**WRITTEN REQUEST:**
Write out the lines from the first one through the line containing "question-text: Why does Helen", including both, with each line unchanged.

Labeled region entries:
....

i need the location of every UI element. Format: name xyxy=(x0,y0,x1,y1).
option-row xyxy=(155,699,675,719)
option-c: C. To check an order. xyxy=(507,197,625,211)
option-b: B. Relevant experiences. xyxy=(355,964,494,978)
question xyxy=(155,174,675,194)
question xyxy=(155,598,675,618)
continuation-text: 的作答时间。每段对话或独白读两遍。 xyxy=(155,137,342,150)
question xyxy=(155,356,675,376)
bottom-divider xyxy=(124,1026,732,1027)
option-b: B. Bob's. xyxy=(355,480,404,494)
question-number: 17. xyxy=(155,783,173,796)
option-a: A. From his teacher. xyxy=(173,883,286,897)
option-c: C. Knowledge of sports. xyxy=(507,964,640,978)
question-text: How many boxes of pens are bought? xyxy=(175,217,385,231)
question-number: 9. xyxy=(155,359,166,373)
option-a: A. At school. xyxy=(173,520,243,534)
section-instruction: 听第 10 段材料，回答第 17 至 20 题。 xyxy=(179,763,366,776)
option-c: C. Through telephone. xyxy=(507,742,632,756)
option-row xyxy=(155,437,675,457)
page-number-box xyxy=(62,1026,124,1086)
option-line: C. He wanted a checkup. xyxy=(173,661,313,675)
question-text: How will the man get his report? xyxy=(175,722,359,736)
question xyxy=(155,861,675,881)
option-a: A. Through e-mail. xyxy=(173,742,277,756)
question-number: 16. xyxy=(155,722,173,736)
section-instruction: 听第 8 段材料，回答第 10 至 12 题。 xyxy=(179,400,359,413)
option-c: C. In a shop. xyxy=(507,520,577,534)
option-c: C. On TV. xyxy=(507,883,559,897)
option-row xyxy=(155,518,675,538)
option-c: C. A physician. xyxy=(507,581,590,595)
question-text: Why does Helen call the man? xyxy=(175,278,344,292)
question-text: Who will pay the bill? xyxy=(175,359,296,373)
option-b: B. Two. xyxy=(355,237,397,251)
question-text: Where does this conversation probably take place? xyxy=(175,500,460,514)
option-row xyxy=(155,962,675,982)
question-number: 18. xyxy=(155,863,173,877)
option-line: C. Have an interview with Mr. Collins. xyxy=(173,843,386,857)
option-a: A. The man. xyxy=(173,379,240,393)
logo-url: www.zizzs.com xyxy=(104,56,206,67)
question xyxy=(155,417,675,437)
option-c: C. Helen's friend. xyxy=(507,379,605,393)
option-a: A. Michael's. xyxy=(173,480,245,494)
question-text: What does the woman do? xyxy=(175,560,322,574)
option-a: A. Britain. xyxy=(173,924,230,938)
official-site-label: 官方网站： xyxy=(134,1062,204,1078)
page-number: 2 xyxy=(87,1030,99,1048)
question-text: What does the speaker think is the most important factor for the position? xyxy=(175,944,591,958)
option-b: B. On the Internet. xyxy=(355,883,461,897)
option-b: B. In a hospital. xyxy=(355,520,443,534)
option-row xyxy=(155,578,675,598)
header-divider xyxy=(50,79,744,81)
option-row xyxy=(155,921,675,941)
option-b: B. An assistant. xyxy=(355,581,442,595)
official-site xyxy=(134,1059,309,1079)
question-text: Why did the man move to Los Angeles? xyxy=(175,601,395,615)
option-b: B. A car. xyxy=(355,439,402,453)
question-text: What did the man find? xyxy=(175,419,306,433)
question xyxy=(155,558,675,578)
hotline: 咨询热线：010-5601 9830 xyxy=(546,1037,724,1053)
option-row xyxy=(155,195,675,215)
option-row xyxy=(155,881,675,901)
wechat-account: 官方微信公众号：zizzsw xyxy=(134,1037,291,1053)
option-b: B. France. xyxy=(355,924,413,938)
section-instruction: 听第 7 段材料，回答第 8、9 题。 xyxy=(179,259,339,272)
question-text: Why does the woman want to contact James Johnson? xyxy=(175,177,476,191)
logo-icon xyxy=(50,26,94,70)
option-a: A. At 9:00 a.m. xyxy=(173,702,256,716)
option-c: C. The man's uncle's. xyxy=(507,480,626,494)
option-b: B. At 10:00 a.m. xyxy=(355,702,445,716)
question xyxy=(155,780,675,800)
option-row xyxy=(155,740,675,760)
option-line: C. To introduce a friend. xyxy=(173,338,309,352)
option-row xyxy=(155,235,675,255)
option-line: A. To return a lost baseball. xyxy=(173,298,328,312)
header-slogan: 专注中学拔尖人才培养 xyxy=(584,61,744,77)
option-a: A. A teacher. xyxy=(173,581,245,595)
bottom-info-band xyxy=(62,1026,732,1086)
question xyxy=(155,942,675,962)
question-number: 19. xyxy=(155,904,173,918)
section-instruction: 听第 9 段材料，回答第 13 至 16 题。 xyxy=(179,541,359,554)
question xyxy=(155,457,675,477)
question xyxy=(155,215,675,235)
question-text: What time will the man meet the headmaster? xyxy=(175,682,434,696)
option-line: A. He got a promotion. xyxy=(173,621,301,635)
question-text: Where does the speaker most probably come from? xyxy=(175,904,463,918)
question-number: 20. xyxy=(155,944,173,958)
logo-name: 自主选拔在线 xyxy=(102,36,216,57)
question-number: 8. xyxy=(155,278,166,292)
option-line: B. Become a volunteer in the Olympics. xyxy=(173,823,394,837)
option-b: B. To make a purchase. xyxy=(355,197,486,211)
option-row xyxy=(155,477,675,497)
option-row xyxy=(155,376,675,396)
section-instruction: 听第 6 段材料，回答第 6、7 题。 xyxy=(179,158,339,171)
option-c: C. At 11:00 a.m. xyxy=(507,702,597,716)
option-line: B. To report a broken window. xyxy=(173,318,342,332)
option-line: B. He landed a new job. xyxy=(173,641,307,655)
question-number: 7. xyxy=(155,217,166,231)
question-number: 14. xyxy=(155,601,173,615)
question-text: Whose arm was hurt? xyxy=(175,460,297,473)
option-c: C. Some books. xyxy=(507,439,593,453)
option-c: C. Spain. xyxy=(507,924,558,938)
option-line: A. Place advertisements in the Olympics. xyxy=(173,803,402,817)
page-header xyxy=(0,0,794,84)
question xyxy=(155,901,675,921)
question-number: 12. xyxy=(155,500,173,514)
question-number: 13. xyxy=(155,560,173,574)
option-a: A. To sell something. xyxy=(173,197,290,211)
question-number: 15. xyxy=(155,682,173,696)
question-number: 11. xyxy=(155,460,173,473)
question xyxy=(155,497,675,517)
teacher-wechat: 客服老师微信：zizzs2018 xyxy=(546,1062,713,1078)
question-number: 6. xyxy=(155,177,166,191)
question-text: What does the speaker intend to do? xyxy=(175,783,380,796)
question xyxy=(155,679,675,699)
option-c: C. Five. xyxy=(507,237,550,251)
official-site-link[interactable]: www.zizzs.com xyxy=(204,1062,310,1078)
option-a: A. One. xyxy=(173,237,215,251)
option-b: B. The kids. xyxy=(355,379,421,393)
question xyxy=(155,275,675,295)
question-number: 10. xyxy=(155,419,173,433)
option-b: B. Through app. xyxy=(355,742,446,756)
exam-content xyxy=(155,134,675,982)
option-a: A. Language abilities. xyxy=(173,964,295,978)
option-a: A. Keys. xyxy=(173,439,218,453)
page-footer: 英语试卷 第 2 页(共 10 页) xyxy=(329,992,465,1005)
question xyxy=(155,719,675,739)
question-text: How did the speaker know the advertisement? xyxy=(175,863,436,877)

....

**RESPONSE TO THIS EXERCISE:**
i need the location of every UI element. Format: name xyxy=(x0,y0,x1,y1).
option-row xyxy=(155,699,675,719)
option-c: C. To check an order. xyxy=(507,197,625,211)
option-b: B. Relevant experiences. xyxy=(355,964,494,978)
question xyxy=(155,174,675,194)
question xyxy=(155,598,675,618)
continuation-text: 的作答时间。每段对话或独白读两遍。 xyxy=(155,137,342,150)
question xyxy=(155,356,675,376)
bottom-divider xyxy=(124,1026,732,1027)
option-b: B. Bob's. xyxy=(355,480,404,494)
question-number: 17. xyxy=(155,783,173,796)
option-a: A. From his teacher. xyxy=(173,883,286,897)
option-c: C. Knowledge of sports. xyxy=(507,964,640,978)
question-text: How many boxes of pens are bought? xyxy=(175,217,385,231)
question-number: 9. xyxy=(155,359,166,373)
option-a: A. At school. xyxy=(173,520,243,534)
section-instruction: 听第 10 段材料，回答第 17 至 20 题。 xyxy=(179,763,366,776)
option-c: C. Through telephone. xyxy=(507,742,632,756)
option-row xyxy=(155,437,675,457)
page-number-box xyxy=(62,1026,124,1086)
option-line: C. He wanted a checkup. xyxy=(173,661,313,675)
question-text: How will the man get his report? xyxy=(175,722,359,736)
question xyxy=(155,861,675,881)
option-a: A. Through e-mail. xyxy=(173,742,277,756)
question-number: 16. xyxy=(155,722,173,736)
section-instruction: 听第 8 段材料，回答第 10 至 12 题。 xyxy=(179,400,359,413)
option-c: C. In a shop. xyxy=(507,520,577,534)
option-c: C. On TV. xyxy=(507,883,559,897)
option-row xyxy=(155,518,675,538)
option-c: C. A physician. xyxy=(507,581,590,595)
question-text: Why does Helen call the man? xyxy=(175,278,344,292)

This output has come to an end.